> _TEXTO_
La Jornada - Editorial
De acuerdo con
información procedente de El Cairo, el ex dictador Hosni Mubarak podría
quedar en libertad esta misma semana, una vez que se haga efectiva su
absolución por los cargos de corrupción y de asesinato que pesan en su
contra. Como se recordará, el viejo ex dictador fue derrocado por
manifestaciones populares a comienzos de 2011 y desde abril de ese año
fue recluido en prisión, no sólo por los casos de malversación, sino
también porque se le acusó de haber ordenado a las fuerzas represivas
disparar contra manifestantes, lo que dejó un saldo de más de 800
muertos. Aunque fue condenado a cadena perpetua en 2012, los actuales
gobernantes egipcios ordenaron el retiro de las imputaciones.
Lo anterior resulta válido para el ámbito institucional, mas no para
el conjunto del panorama político egipcio, mucho más radicalizado y
enrarecido hoy que durante la breve primavera de 2011.
Entonces, la mayoría de los sectores se unieron en torno al propósito
común de derribar la vieja dictadura, y en ese objetivo los ámbitos
seculares, democráticos y progresistas confluyeron con el integrismo
islámico que, meses después, se hizo con el poder en las primeras
elecciones libres realizadas en Egipto en muchos años.

> _REGISTROS LISTADOS_
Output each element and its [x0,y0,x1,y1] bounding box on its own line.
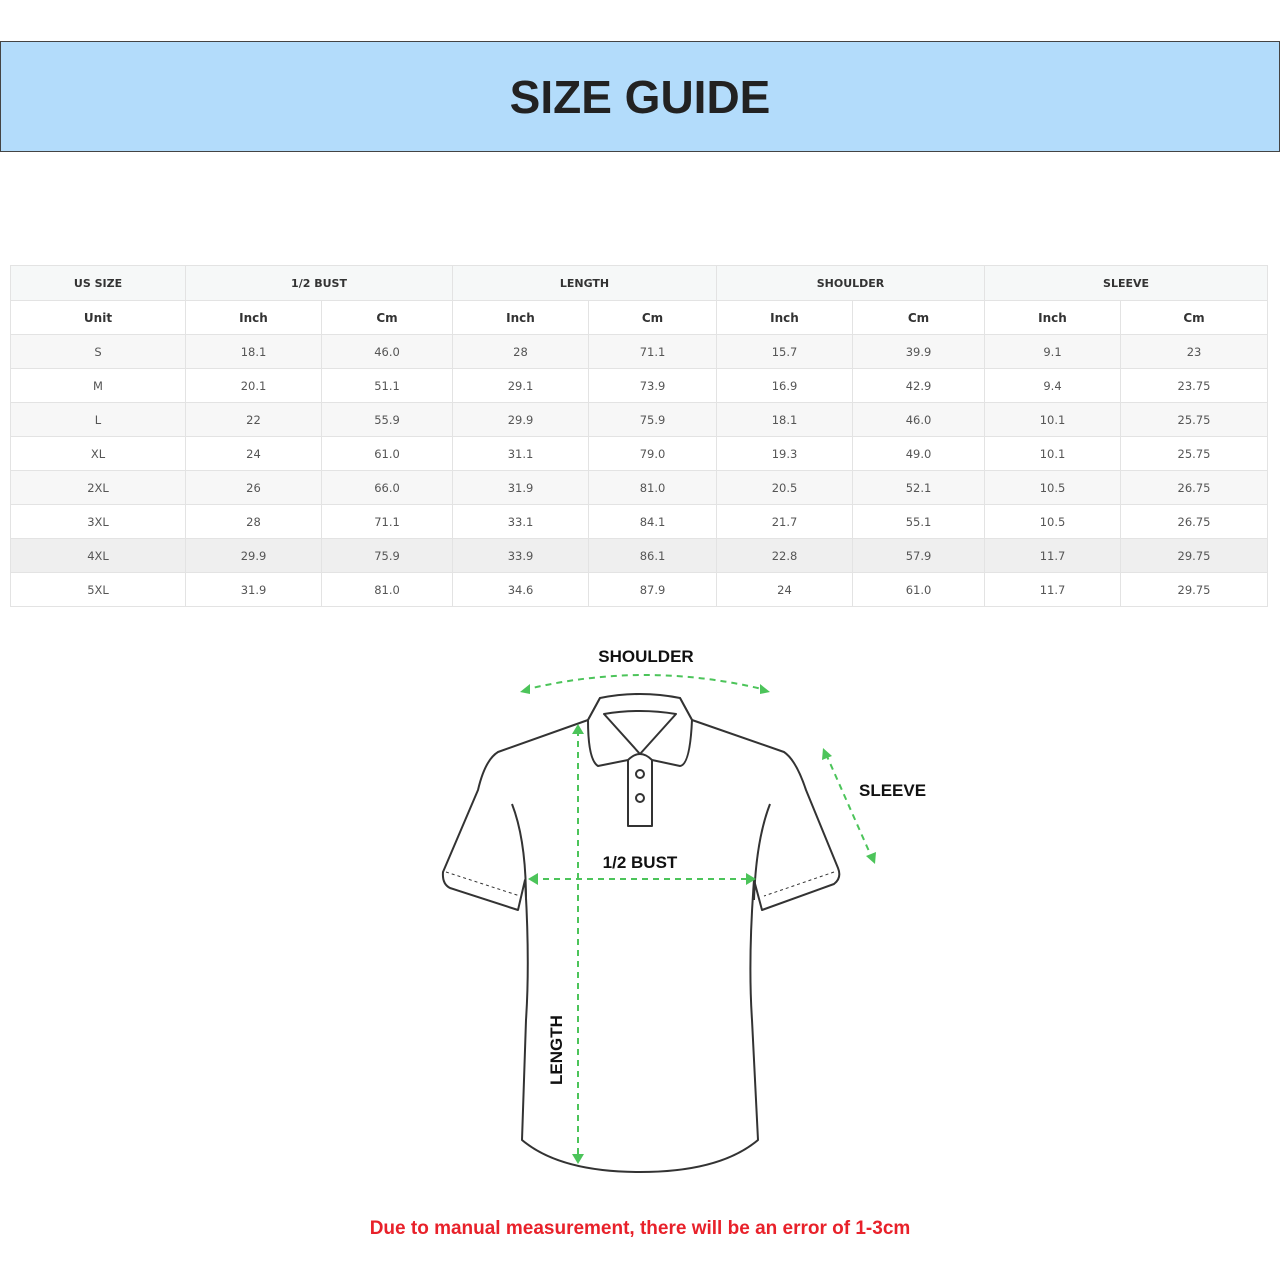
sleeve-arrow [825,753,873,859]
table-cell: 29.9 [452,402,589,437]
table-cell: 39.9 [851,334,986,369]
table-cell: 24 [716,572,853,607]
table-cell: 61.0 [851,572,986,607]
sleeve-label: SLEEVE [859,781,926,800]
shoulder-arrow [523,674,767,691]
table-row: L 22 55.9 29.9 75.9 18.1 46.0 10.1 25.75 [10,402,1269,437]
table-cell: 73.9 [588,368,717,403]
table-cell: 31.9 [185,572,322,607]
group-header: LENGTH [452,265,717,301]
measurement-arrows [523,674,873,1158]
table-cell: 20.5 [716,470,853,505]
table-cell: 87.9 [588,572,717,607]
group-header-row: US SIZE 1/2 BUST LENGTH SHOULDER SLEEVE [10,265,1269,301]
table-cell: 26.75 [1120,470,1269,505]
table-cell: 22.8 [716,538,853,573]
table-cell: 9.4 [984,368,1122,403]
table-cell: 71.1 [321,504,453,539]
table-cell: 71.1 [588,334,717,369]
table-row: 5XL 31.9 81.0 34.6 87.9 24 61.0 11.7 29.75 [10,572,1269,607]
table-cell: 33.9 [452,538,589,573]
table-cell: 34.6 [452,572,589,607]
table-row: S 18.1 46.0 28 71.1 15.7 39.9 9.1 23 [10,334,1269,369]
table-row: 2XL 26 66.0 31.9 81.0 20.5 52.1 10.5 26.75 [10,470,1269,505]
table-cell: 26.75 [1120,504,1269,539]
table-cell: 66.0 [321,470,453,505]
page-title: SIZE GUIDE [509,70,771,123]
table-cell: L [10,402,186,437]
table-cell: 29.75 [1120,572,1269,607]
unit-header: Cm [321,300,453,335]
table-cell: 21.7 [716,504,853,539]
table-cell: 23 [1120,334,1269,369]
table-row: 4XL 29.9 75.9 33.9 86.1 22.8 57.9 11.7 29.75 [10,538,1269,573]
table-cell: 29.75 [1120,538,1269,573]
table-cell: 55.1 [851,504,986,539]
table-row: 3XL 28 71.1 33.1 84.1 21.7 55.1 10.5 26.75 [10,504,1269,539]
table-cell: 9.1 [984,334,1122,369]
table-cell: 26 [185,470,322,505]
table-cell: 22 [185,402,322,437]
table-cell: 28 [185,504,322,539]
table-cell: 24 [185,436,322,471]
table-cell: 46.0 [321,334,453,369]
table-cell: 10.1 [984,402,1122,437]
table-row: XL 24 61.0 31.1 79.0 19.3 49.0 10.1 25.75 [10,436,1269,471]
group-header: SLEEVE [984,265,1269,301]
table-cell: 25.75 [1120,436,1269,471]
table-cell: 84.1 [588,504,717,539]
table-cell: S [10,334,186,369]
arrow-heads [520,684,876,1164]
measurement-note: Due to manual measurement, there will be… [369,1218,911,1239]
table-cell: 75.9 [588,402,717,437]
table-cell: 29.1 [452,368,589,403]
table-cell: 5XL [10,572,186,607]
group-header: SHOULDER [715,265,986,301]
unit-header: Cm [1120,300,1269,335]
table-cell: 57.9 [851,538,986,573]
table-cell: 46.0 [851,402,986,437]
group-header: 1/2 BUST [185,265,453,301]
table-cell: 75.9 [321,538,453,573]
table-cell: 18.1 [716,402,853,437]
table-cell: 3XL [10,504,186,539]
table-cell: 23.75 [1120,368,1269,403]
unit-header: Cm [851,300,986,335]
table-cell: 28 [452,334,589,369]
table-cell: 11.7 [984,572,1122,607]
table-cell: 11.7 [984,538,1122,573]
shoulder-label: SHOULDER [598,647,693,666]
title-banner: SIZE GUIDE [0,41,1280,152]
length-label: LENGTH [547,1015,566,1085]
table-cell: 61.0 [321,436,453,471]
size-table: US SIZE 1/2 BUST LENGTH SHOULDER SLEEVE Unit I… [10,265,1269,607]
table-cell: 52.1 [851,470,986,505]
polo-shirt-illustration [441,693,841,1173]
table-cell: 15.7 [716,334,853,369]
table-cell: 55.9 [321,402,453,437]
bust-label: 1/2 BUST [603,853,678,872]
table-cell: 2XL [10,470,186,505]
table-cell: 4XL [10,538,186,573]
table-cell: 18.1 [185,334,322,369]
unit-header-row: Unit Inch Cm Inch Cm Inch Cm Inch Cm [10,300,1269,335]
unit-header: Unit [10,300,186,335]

> _TAREAS_
(a) Reproduce sin cambios el pasaje del editorial sobre Hosni Mubarak que va desde "Lo anterior resulta" hasta "primavera de 2011.".
(b) Transcribe sin alteraciones las líneas de los registros, desde la que contiene "sleeve-arrow [825,753,873,859]" hasta la que contiene "table-cell: 20.5 [716,470,853,505]", ambas incluidas.
El texto y los registros no guardan ninguna relación entre sí.

> _RESPUESTAS POR TAREA_
(a)
Lo anterior resulta válido para el ámbito institucional, mas no para
el conjunto del panorama político egipcio, mucho más radicalizado y
enrarecido hoy que durante la breve primavera de 2011.

(b)
sleeve-arrow [825,753,873,859]
table-cell: 29.9 [452,402,589,437]
table-cell: 39.9 [851,334,986,369]
table-cell: 24 [716,572,853,607]
table-cell: 61.0 [851,572,986,607]
sleeve-label: SLEEVE [859,781,926,800]
shoulder-arrow [523,674,767,691]
table-row: L 22 55.9 29.9 75.9 18.1 46.0 10.1 25.75 [10,402,1269,437]
table-cell: 73.9 [588,368,717,403]
table-cell: 31.9 [185,572,322,607]
group-header: LENGTH [452,265,717,301]
measurement-arrows [523,674,873,1158]
table-cell: 20.5 [716,470,853,505]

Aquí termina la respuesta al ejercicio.